Stored entries

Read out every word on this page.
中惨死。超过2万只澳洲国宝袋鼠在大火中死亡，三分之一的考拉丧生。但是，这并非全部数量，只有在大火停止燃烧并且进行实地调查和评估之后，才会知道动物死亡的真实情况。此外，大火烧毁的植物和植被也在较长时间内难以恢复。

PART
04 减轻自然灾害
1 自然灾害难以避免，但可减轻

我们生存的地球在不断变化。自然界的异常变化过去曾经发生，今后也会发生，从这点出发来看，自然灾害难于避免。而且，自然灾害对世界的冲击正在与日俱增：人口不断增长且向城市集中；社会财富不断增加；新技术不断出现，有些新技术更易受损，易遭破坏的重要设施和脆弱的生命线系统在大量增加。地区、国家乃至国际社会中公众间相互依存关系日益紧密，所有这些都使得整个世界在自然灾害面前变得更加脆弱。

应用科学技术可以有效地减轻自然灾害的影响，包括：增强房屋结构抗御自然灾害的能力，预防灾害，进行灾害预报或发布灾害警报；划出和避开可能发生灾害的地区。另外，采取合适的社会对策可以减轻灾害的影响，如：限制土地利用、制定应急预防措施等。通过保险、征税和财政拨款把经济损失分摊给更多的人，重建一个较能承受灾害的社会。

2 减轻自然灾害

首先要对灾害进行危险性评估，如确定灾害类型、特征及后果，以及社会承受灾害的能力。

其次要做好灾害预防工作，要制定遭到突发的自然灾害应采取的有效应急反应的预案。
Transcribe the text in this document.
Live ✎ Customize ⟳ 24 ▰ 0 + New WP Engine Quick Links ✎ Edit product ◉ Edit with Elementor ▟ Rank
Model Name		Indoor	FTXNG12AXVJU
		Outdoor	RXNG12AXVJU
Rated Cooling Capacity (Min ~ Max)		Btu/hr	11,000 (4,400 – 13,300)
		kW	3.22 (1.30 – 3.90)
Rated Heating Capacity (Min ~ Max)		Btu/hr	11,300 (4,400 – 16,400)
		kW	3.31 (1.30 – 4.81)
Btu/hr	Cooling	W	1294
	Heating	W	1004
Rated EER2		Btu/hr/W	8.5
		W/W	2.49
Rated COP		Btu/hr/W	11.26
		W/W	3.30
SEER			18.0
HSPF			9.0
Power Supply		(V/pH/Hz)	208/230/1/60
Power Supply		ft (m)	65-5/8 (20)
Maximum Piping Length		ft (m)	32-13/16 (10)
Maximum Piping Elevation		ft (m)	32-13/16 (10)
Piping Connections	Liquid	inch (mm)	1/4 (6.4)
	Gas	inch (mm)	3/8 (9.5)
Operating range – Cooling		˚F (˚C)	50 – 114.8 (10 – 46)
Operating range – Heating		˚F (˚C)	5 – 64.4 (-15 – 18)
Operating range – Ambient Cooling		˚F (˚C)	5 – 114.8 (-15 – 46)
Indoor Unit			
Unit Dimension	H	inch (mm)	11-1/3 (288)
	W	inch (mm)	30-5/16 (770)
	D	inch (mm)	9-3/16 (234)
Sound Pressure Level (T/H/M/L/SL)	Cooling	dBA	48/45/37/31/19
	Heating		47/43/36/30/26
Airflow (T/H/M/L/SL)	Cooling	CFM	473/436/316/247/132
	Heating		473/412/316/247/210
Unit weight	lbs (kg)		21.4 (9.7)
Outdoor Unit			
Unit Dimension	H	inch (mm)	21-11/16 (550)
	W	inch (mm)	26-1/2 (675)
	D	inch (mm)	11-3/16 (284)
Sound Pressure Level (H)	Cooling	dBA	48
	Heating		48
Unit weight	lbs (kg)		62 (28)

Problem description:
Return every record, word for word.

Completed exercise:
Read out every word on this page.
中惨死。超过2万只澳洲国宝袋鼠在大火中死亡，三分之一的考拉丧生。但是，这并非全部数量，只有在大火停止燃烧并且进行实地调查和评估之后，才会知道动物死亡的真实情况。此外，大火烧毁的植物和植被也在较长时间内难以恢复。

PART
04 减轻自然灾害
1 自然灾害难以避免，但可减轻

我们生存的地球在不断变化。自然界的异常变化过去曾经发生，今后也会发生，从这点出发来看，自然灾害难于避免。而且，自然灾害对世界的冲击正在与日俱增：人口不断增长且向城市集中；社会财富不断增加；新技术不断出现，有些新技术更易受损，易遭破坏的重要设施和脆弱的生命线系统在大量增加。地区、国家乃至国际社会中公众间相互依存关系日益紧密，所有这些都使得整个世界在自然灾害面前变得更加脆弱。

应用科学技术可以有效地减轻自然灾害的影响，包括：增强房屋结构抗御自然灾害的能力，预防灾害，进行灾害预报或发布灾害警报；划出和避开可能发生灾害的地区。另外，采取合适的社会对策可以减轻灾害的影响，如：限制土地利用、制定应急预防措施等。通过保险、征税和财政拨款把经济损失分摊给更多的人，重建一个较能承受灾害的社会。

2 减轻自然灾害

首先要对灾害进行危险性评估，如确定灾害类型、特征及后果，以及社会承受灾害的能力。

其次要做好灾害预防工作，要制定遭到突发的自然灾害应采取的有效应急反应的预案。
Transcribe the text in this document.
Live ✎ Customize ⟳ 24 ▰ 0 + New WP Engine Quick Links ✎ Edit product ◉ Edit with Elementor ▟ Rank
Model Name		Indoor	FTXNG12AXVJU
		Outdoor	RXNG12AXVJU
Rated Cooling Capacity (Min ~ Max)		Btu/hr	11,000 (4,400 – 13,300)
		kW	3.22 (1.30 – 3.90)
Rated Heating Capacity (Min ~ Max)		Btu/hr	11,300 (4,400 – 16,400)
		kW	3.31 (1.30 – 4.81)
Btu/hr	Cooling	W	1294
	Heating	W	1004
Rated EER2		Btu/hr/W	8.5
		W/W	2.49
Rated COP		Btu/hr/W	11.26
		W/W	3.30
SEER			18.0
HSPF			9.0
Power Supply		(V/pH/Hz)	208/230/1/60
Power Supply		ft (m)	65-5/8 (20)
Maximum Piping Length		ft (m)	32-13/16 (10)
Maximum Piping Elevation		ft (m)	32-13/16 (10)
Piping Connections	Liquid	inch (mm)	1/4 (6.4)
	Gas	inch (mm)	3/8 (9.5)
Operating range – Cooling		˚F (˚C)	50 – 114.8 (10 – 46)
Operating range – Heating		˚F (˚C)	5 – 64.4 (-15 – 18)
Operating range – Ambient Cooling		˚F (˚C)	5 – 114.8 (-15 – 46)
Indoor Unit			
Unit Dimension	H	inch (mm)	11-1/3 (288)
	W	inch (mm)	30-5/16 (770)
	D	inch (mm)	9-3/16 (234)
Sound Pressure Level (T/H/M/L/SL)	Cooling	dBA	48/45/37/31/19
	Heating		47/43/36/30/26
Airflow (T/H/M/L/SL)	Cooling	CFM	473/436/316/247/132
	Heating		473/412/316/247/210
Unit weight	lbs (kg)		21.4 (9.7)
Outdoor Unit			
Unit Dimension	H	inch (mm)	21-11/16 (550)
	W	inch (mm)	26-1/2 (675)
	D	inch (mm)	11-3/16 (284)
Sound Pressure Level (H)	Cooling	dBA	48
	Heating		48
Unit weight	lbs (kg)		62 (28)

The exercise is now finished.